#### Task to carry out
Take the material below and write it all out again exactly.

#### Material for this task
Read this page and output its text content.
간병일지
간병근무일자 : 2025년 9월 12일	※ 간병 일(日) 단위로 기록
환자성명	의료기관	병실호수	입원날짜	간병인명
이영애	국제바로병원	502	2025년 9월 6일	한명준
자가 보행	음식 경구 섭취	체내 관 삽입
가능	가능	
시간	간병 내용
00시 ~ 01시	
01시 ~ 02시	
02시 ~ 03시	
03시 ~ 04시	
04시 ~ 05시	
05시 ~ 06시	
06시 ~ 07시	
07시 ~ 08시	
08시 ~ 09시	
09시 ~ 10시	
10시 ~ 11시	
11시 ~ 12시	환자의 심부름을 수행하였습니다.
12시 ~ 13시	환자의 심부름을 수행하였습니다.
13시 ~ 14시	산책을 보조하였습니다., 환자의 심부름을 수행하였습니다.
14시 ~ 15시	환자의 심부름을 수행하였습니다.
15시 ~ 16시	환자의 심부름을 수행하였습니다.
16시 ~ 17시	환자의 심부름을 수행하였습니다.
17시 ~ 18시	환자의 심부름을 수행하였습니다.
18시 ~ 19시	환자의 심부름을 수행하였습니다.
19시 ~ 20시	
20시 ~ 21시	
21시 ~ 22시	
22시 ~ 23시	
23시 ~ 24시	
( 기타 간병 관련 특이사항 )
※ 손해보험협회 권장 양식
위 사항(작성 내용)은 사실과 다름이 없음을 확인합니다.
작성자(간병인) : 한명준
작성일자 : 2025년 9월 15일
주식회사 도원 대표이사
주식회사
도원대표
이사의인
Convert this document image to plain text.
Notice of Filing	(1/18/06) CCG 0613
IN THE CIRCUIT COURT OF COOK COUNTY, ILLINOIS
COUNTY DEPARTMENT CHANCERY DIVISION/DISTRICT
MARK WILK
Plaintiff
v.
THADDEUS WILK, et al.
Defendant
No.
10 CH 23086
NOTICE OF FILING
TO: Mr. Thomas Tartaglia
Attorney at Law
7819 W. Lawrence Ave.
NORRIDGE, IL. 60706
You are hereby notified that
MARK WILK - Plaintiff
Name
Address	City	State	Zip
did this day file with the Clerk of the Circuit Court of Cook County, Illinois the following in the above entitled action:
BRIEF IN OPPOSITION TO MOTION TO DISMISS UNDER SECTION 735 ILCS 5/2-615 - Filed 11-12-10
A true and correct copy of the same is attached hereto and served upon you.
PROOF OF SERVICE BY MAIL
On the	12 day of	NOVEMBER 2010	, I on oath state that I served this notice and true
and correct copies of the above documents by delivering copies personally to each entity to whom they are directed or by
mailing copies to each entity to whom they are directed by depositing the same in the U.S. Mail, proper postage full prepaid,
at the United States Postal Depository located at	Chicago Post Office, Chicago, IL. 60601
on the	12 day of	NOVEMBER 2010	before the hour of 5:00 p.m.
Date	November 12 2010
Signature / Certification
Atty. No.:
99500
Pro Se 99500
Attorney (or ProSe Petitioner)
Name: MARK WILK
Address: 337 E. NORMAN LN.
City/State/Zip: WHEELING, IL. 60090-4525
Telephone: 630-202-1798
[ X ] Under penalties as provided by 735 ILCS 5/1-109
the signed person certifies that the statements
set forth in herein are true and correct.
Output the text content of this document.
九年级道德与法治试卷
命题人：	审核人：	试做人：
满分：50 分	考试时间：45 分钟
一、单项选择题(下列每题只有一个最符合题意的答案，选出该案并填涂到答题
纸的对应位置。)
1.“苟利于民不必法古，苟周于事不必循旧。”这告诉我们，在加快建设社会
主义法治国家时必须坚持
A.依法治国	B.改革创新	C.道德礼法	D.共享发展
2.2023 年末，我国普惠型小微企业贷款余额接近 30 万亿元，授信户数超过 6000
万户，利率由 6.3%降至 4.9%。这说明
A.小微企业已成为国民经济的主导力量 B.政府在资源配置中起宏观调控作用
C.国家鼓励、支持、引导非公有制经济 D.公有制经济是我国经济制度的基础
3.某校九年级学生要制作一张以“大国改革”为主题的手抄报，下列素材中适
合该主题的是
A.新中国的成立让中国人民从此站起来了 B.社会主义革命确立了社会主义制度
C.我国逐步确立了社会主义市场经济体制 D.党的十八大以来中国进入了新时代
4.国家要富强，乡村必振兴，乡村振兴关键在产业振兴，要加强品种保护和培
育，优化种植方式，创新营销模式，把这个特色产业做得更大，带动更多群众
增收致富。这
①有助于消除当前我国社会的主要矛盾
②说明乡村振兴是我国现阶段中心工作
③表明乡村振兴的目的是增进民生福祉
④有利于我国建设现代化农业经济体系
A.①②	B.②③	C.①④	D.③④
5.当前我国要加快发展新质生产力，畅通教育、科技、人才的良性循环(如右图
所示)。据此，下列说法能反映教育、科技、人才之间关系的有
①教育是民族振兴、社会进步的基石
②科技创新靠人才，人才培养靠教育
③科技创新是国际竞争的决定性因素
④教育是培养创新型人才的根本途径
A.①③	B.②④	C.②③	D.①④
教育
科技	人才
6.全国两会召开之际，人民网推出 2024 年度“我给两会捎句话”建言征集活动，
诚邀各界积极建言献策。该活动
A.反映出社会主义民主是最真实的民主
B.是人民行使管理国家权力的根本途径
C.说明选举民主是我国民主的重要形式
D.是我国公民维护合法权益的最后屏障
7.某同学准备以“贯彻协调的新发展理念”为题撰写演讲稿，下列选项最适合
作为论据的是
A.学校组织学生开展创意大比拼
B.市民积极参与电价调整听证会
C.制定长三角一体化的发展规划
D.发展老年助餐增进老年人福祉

#### Reply
Read this page and output its text content.
간병일지
간병근무일자 : 2025년 9월 12일	※ 간병 일(日) 단위로 기록
환자성명	의료기관	병실호수	입원날짜	간병인명
이영애	국제바로병원	502	2025년 9월 6일	한명준
자가 보행	음식 경구 섭취	체내 관 삽입
가능	가능	
시간	간병 내용
00시 ~ 01시	
01시 ~ 02시	
02시 ~ 03시	
03시 ~ 04시	
04시 ~ 05시	
05시 ~ 06시	
06시 ~ 07시	
07시 ~ 08시	
08시 ~ 09시	
09시 ~ 10시	
10시 ~ 11시	
11시 ~ 12시	환자의 심부름을 수행하였습니다.
12시 ~ 13시	환자의 심부름을 수행하였습니다.
13시 ~ 14시	산책을 보조하였습니다., 환자의 심부름을 수행하였습니다.
14시 ~ 15시	환자의 심부름을 수행하였습니다.
15시 ~ 16시	환자의 심부름을 수행하였습니다.
16시 ~ 17시	환자의 심부름을 수행하였습니다.
17시 ~ 18시	환자의 심부름을 수행하였습니다.
18시 ~ 19시	환자의 심부름을 수행하였습니다.
19시 ~ 20시	
20시 ~ 21시	
21시 ~ 22시	
22시 ~ 23시	
23시 ~ 24시	
( 기타 간병 관련 특이사항 )
※ 손해보험협회 권장 양식
위 사항(작성 내용)은 사실과 다름이 없음을 확인합니다.
작성자(간병인) : 한명준
작성일자 : 2025년 9월 15일
주식회사 도원 대표이사
주식회사
도원대표
이사의인
Convert this document image to plain text.
Notice of Filing	(1/18/06) CCG 0613
IN THE CIRCUIT COURT OF COOK COUNTY, ILLINOIS
COUNTY DEPARTMENT CHANCERY DIVISION/DISTRICT
MARK WILK
Plaintiff
v.
THADDEUS WILK, et al.
Defendant
No.
10 CH 23086
NOTICE OF FILING
TO: Mr. Thomas Tartaglia
Attorney at Law
7819 W. Lawrence Ave.
NORRIDGE, IL. 60706
You are hereby notified that
MARK WILK - Plaintiff
Name
Address	City	State	Zip
did this day file with the Clerk of the Circuit Court of Cook County, Illinois the following in the above entitled action:
BRIEF IN OPPOSITION TO MOTION TO DISMISS UNDER SECTION 735 ILCS 5/2-615 - Filed 11-12-10
A true and correct copy of the same is attached hereto and served upon you.
PROOF OF SERVICE BY MAIL
On the	12 day of	NOVEMBER 2010	, I on oath state that I served this notice and true
and correct copies of the above documents by delivering copies personally to each entity to whom they are directed or by
mailing copies to each entity to whom they are directed by depositing the same in the U.S. Mail, proper postage full prepaid,
at the United States Postal Depository located at	Chicago Post Office, Chicago, IL. 60601
on the	12 day of	NOVEMBER 2010	before the hour of 5:00 p.m.
Date	November 12 2010
Signature / Certification
Atty. No.:
99500
Pro Se 99500
Attorney (or ProSe Petitioner)
Name: MARK WILK
Address: 337 E. NORMAN LN.
City/State/Zip: WHEELING, IL. 60090-4525
Telephone: 630-202-1798
[ X ] Under penalties as provided by 735 ILCS 5/1-109
the signed person certifies that the statements
set forth in herein are true and correct.
Output the text content of this document.
九年级道德与法治试卷
命题人：	审核人：	试做人：
满分：50 分	考试时间：45 分钟
一、单项选择题(下列每题只有一个最符合题意的答案，选出该案并填涂到答题
纸的对应位置。)
1.“苟利于民不必法古，苟周于事不必循旧。”这告诉我们，在加快建设社会
主义法治国家时必须坚持
A.依法治国	B.改革创新	C.道德礼法	D.共享发展
2.2023 年末，我国普惠型小微企业贷款余额接近 30 万亿元，授信户数超过 6000
万户，利率由 6.3%降至 4.9%。这说明
A.小微企业已成为国民经济的主导力量 B.政府在资源配置中起宏观调控作用
C.国家鼓励、支持、引导非公有制经济 D.公有制经济是我国经济制度的基础
3.某校九年级学生要制作一张以“大国改革”为主题的手抄报，下列素材中适
合该主题的是
A.新中国的成立让中国人民从此站起来了 B.社会主义革命确立了社会主义制度
C.我国逐步确立了社会主义市场经济体制 D.党的十八大以来中国进入了新时代
4.国家要富强，乡村必振兴，乡村振兴关键在产业振兴，要加强品种保护和培
育，优化种植方式，创新营销模式，把这个特色产业做得更大，带动更多群众
增收致富。这
①有助于消除当前我国社会的主要矛盾
②说明乡村振兴是我国现阶段中心工作
③表明乡村振兴的目的是增进民生福祉
④有利于我国建设现代化农业经济体系
A.①②	B.②③	C.①④	D.③④
5.当前我国要加快发展新质生产力，畅通教育、科技、人才的良性循环(如右图
所示)。据此，下列说法能反映教育、科技、人才之间关系的有
①教育是民族振兴、社会进步的基石
②科技创新靠人才，人才培养靠教育
③科技创新是国际竞争的决定性因素
④教育是培养创新型人才的根本途径
A.①③	B.②④	C.②③	D.①④
教育
科技	人才
6.全国两会召开之际，人民网推出 2024 年度“我给两会捎句话”建言征集活动，
诚邀各界积极建言献策。该活动
A.反映出社会主义民主是最真实的民主
B.是人民行使管理国家权力的根本途径
C.说明选举民主是我国民主的重要形式
D.是我国公民维护合法权益的最后屏障
7.某同学准备以“贯彻协调的新发展理念”为题撰写演讲稿，下列选项最适合
作为论据的是
A.学校组织学生开展创意大比拼
B.市民积极参与电价调整听证会
C.制定长三角一体化的发展规划
D.发展老年助餐增进老年人福祉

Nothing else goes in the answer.